■ WRITTEN INSTRUCTION
Begin at the line that has "Patent image size: (908, 1084)." and stop after the line that has "The ring bracket 136 is at (803, 335).". Write out only those lines, swapping "cross-sectional view" for "sectional view" and leaving everything else unchanged.

▬▬▬▬▬▬▬▬▬▬

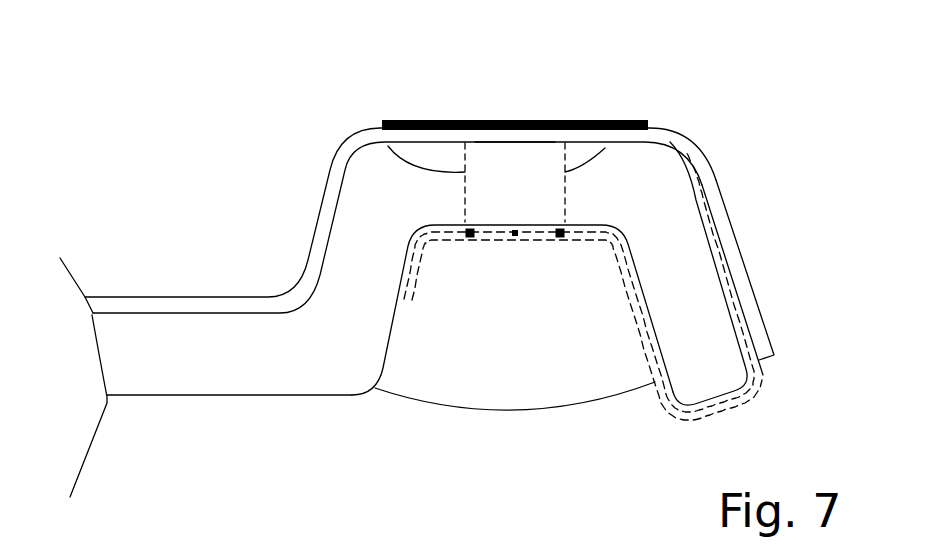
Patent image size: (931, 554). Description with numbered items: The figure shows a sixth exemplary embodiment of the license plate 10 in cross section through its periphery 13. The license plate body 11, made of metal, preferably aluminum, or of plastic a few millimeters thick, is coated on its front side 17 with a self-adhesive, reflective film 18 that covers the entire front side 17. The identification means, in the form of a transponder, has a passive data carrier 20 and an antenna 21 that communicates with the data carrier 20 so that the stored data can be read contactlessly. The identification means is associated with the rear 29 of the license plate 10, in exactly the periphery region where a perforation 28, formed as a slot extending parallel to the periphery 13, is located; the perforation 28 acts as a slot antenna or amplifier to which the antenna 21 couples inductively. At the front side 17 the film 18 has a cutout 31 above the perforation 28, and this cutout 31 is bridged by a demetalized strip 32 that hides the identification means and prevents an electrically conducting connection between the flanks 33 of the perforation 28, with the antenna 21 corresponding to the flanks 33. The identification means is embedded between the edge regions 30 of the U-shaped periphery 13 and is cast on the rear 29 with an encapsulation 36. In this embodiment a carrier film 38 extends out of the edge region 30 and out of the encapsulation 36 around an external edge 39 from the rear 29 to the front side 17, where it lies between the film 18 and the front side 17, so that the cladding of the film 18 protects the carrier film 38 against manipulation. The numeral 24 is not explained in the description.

The license plate 10 is at (146, 246).
The license plate body 11 is at (160, 382).
The periphery 13 is at (669, 206).
The front side 17 is at (138, 312).
The film 18 is at (227, 302).
The data carrier 20 is at (515, 236).
The antenna 21 is at (470, 237).
The conductive bar 24 is at (387, 120).
The perforation 28 is at (493, 177).
The rear 29 is at (213, 395).
The edge regions 30 is at (394, 302).
The cutout 31 is at (451, 145).
The strip 32 is at (568, 145).
The flanks 33 is at (388, 146).
The encapsulation 36 is at (365, 385).
The carrier film 38 is at (752, 392).
The external edge 39 is at (718, 390).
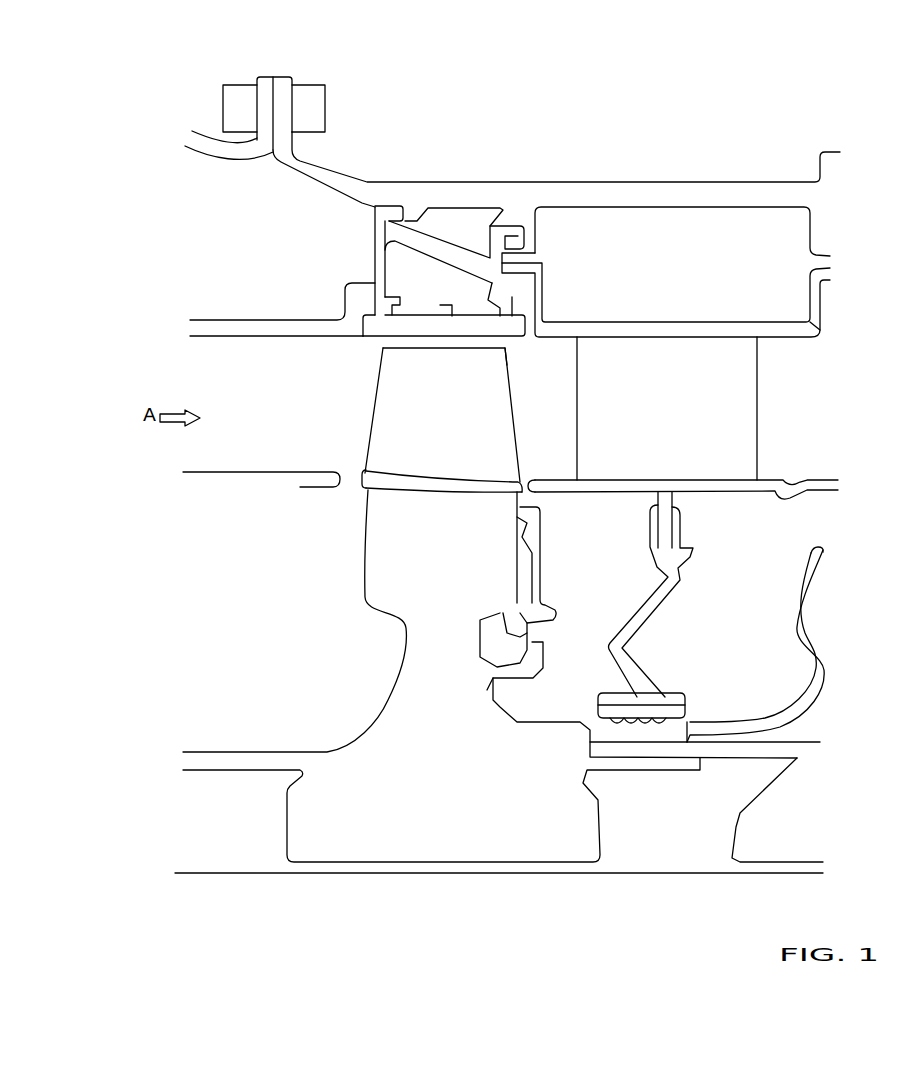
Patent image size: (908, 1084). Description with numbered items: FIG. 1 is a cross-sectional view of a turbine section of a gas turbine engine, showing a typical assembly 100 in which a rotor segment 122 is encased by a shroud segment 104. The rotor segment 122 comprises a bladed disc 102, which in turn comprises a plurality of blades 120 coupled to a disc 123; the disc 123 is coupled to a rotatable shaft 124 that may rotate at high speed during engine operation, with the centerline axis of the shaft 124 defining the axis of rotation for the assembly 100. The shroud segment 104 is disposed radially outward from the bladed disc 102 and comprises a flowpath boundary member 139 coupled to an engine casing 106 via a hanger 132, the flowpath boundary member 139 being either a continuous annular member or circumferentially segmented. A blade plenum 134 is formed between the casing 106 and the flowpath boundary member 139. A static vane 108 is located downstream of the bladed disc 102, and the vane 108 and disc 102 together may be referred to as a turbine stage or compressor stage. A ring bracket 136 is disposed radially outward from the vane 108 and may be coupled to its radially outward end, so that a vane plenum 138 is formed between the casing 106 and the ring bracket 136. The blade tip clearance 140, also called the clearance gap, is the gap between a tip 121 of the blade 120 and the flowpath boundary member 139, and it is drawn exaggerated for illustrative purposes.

The assembly 100 is at (100, 91).
The bladed disc 102 is at (457, 827).
The shroud segment 104 is at (150, 205).
The engine casing 106 is at (343, 178).
The static vane 108 is at (678, 421).
The blade 120 is at (453, 421).
The tip 121 is at (500, 346).
The rotor segment 122 is at (608, 902).
The disc 123 is at (373, 654).
The rotatable shaft 124 is at (228, 904).
The hanger 132 is at (383, 232).
The blade plenum 134 is at (400, 264).
The ring bracket 136 is at (803, 335).
The vane plenum 138 is at (745, 224).
The flowpath boundary member 139 is at (434, 319).
The blade tip clearance 140 is at (364, 349).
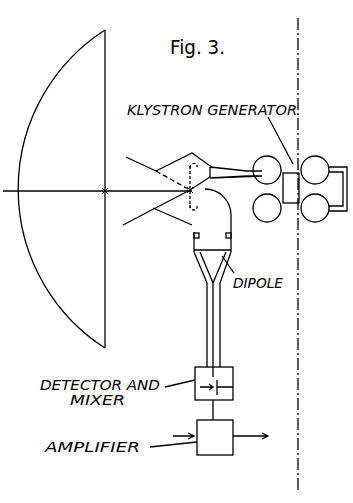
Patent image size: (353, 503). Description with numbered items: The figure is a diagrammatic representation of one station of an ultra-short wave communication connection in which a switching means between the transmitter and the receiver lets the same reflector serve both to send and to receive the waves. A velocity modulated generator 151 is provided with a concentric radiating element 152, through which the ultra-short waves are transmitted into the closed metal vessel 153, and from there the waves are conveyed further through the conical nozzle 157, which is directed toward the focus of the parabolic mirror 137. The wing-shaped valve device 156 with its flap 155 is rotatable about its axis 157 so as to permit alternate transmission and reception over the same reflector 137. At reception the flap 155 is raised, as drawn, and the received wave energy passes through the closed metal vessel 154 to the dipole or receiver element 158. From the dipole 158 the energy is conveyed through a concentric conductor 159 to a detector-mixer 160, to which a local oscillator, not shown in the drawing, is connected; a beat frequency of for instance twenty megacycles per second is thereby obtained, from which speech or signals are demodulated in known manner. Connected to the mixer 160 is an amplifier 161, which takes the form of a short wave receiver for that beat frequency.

The parabolic mirror 137 is at (77, 54).
The velocity modulated generator 151 is at (314, 156).
The concentric radiating element 152 is at (219, 166).
The closed metal vessel 153 is at (192, 156).
The closed metal vessel 154 is at (203, 218).
The flap 155 is at (160, 209).
The wing-shaped valve device 156 is at (209, 188).
The conical nozzle 157 is at (133, 157).
The dipole or receiver element 158 is at (232, 242).
The concentric conductor 159 is at (220, 315).
The detector-mixer 160 is at (235, 377).
The amplifier 161 is at (233, 426).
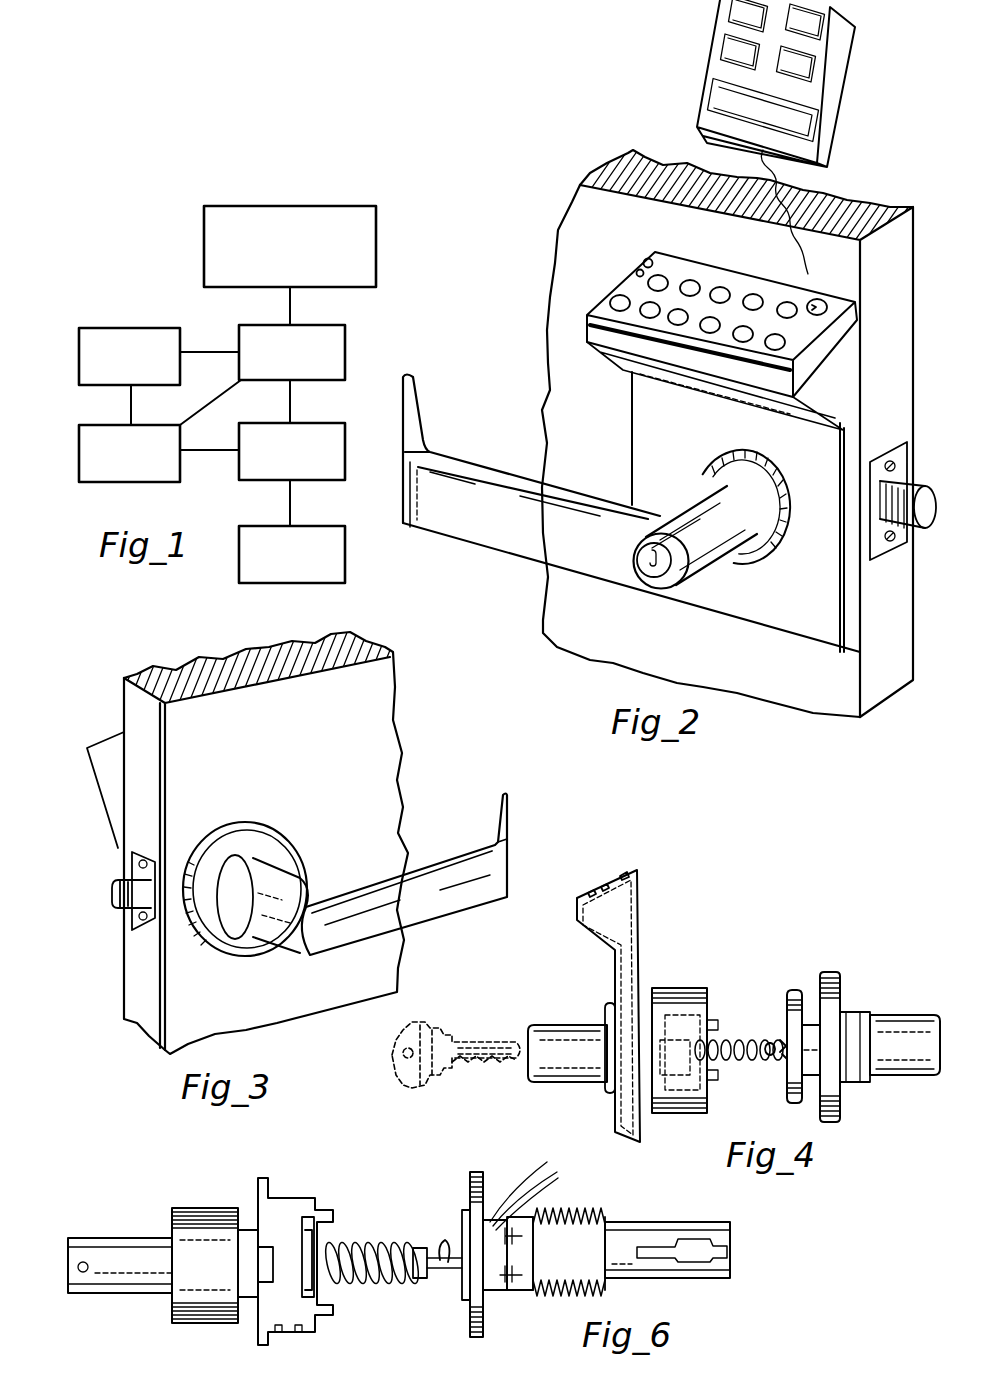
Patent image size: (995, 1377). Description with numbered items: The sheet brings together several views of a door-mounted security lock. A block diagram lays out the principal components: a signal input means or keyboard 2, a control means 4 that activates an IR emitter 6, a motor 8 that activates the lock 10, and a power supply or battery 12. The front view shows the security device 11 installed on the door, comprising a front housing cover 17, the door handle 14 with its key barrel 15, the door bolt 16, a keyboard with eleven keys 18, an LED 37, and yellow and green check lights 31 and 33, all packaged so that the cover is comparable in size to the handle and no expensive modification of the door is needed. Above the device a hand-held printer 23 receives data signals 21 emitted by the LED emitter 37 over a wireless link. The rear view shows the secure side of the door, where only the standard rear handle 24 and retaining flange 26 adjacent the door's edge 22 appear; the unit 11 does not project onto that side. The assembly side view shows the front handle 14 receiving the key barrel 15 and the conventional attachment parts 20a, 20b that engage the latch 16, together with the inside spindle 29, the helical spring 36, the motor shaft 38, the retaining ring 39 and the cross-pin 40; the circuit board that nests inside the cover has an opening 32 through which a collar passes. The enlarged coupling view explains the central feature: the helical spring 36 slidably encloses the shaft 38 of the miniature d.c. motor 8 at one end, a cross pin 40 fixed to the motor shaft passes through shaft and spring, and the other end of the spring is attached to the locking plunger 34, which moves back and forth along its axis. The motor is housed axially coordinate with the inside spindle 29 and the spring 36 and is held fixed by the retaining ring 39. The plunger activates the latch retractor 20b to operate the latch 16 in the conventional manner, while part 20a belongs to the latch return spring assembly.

In FIG. 1, the signal input means (keyboard) 2 is at (302, 258).
In FIG. 1, the control means 4 is at (302, 366).
In FIG. 1, the IR emitter 6 is at (142, 369).
In FIG. 1, the motor 8 is at (302, 464).
In FIG. 6, the motor 8 is at (494, 1290).
In FIG. 1, the lock 10 is at (300, 568).
In FIG. 1, the power supply (battery) 12 is at (140, 466).
In FIG. 2, the security device 11 is at (540, 354).
In FIG. 2, the door handle 14 is at (523, 537).
In FIG. 4, the door handle 14 is at (560, 1028).
In FIG. 2, the key barrel 15 is at (648, 578).
In FIG. 4, the key barrel 15 is at (528, 1058).
In FIG. 2, the door bolt (latch) 16 is at (922, 527).
In FIG. 3, the door bolt (latch) 16 is at (112, 900).
In FIG. 2, the front housing cover 17 is at (685, 445).
In FIG. 3, the front housing cover 17 is at (112, 741).
In FIG. 4, the front housing cover 17 is at (634, 918).
In FIG. 2, the keyboard keys 18 is at (662, 278).
In FIG. 4, the keyboard keys 18 is at (600, 882).
In FIG. 6, the attachment part (latch return spring assembly) 20a is at (195, 1208).
In FIG. 6, the latch retractor 20b is at (288, 1198).
In FIG. 2, the data signals 21 is at (798, 243).
In FIG. 3, the door's edge 22 is at (141, 982).
In FIG. 2, the hand-held printer 23 is at (706, 78).
In FIG. 3, the rear handle 24 is at (412, 922).
In FIG. 4, the rear handle 24 is at (893, 1015).
In FIG. 3, the retaining flange 26 is at (221, 830).
In FIG. 4, the retaining flange 26 is at (833, 972).
In FIG. 6, the inside spindle 29 is at (628, 1222).
In FIG. 2, the yellow check light 31 is at (644, 261).
In FIG. 6, the opening 32 is at (118, 1240).
In FIG. 2, the green check light 33 is at (636, 271).
In FIG. 6, the locking plunger 34 is at (322, 1280).
In FIG. 4, the helical spring 36 is at (730, 1040).
In FIG. 6, the helical spring 36 is at (378, 1240).
In FIG. 2, the LED (light emitting diode) emitter 37 is at (818, 298).
In FIG. 4, the LED (light emitting diode) emitter 37 is at (627, 872).
In FIG. 4, the motor shaft 38 is at (779, 1058).
In FIG. 6, the motor shaft 38 is at (442, 1240).
In FIG. 4, the retaining ring 39 is at (793, 988).
In FIG. 6, the retaining ring 39 is at (476, 1172).
In FIG. 4, the cross-pin 40 is at (770, 1040).
In FIG. 6, the cross-pin 40 is at (425, 1280).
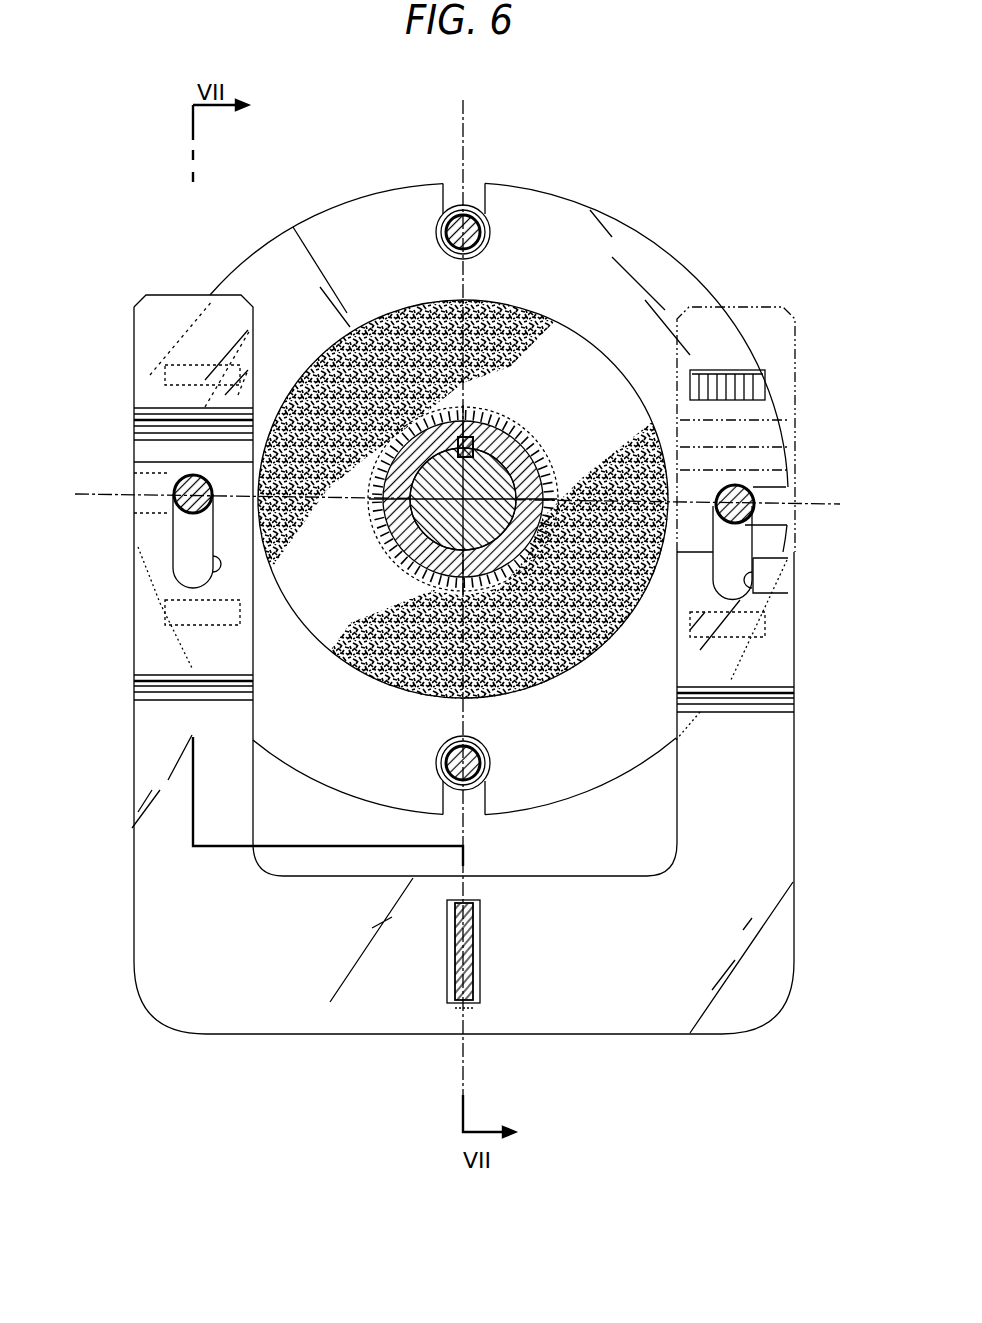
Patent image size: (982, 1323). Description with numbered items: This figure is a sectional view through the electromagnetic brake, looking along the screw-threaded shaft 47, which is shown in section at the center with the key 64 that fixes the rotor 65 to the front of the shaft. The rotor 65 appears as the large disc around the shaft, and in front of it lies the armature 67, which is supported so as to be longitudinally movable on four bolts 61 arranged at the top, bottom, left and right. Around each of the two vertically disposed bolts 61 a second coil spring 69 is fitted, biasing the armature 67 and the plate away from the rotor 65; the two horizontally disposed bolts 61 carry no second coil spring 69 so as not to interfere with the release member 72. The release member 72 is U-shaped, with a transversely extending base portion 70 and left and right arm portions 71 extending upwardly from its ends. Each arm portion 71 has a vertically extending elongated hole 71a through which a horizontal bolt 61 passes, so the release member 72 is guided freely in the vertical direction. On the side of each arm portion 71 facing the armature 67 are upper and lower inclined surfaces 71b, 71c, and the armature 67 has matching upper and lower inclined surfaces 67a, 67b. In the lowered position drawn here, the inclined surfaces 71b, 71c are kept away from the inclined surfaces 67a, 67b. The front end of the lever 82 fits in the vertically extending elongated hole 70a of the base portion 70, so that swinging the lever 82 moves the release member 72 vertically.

The screw-threaded shaft 47 is at (510, 480).
The bolt 61 is at (445, 216).
The key 64 is at (485, 422).
The rotor 65 is at (415, 300).
The armature 67 is at (655, 240).
The upper inclined surface 67a is at (155, 375).
The lower inclined surface 67b is at (165, 632).
The second coil spring 69 is at (490, 253).
The base portion 70 is at (368, 1010).
The elongated hole 70a is at (474, 944).
The arm portion 71 is at (150, 772).
The elongated hole 71a is at (213, 565).
The upper inclined surface 71b is at (130, 437).
The lower inclined surface 71c is at (125, 690).
The release member 72 is at (796, 862).
The lever 82 is at (455, 968).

▬▬▬▬▬▬▬▬▬▬

■ TASK RESPONSE
Patent image size: (908, 1084). Description with numbered items: FIG. 1 is a sectional view of a turbine section of a gas turbine engine, showing a typical assembly 100 in which a rotor segment 122 is encased by a shroud segment 104. The rotor segment 122 comprises a bladed disc 102, which in turn comprises a plurality of blades 120 coupled to a disc 123; the disc 123 is coupled to a rotatable shaft 124 that may rotate at high speed during engine operation, with the centerline axis of the shaft 124 defining the axis of rotation for the assembly 100. The shroud segment 104 is disposed radially outward from the bladed disc 102 and comprises a flowpath boundary member 139 coupled to an engine casing 106 via a hanger 132, the flowpath boundary member 139 being either a continuous annular member or circumferentially segmented. A blade plenum 134 is formed between the casing 106 and the flowpath boundary member 139. A static vane 108 is located downstream of the bladed disc 102, and the vane 108 and disc 102 together may be referred to as a turbine stage or compressor stage. A ring bracket 136 is disposed radially outward from the vane 108 and may be coupled to its radially outward end, so that a vane plenum 138 is formed between the casing 106 and the ring bracket 136. The blade tip clearance 140, also called the clearance gap, is the gap between a tip 121 of the blade 120 and the flowpath boundary member 139, and it is drawn exaggerated for illustrative purposes.

The assembly 100 is at (100, 91).
The bladed disc 102 is at (457, 827).
The shroud segment 104 is at (150, 205).
The engine casing 106 is at (343, 178).
The static vane 108 is at (678, 421).
The blade 120 is at (453, 421).
The tip 121 is at (500, 346).
The rotor segment 122 is at (608, 902).
The disc 123 is at (373, 654).
The rotatable shaft 124 is at (228, 904).
The hanger 132 is at (383, 232).
The blade plenum 134 is at (400, 264).
The ring bracket 136 is at (803, 335).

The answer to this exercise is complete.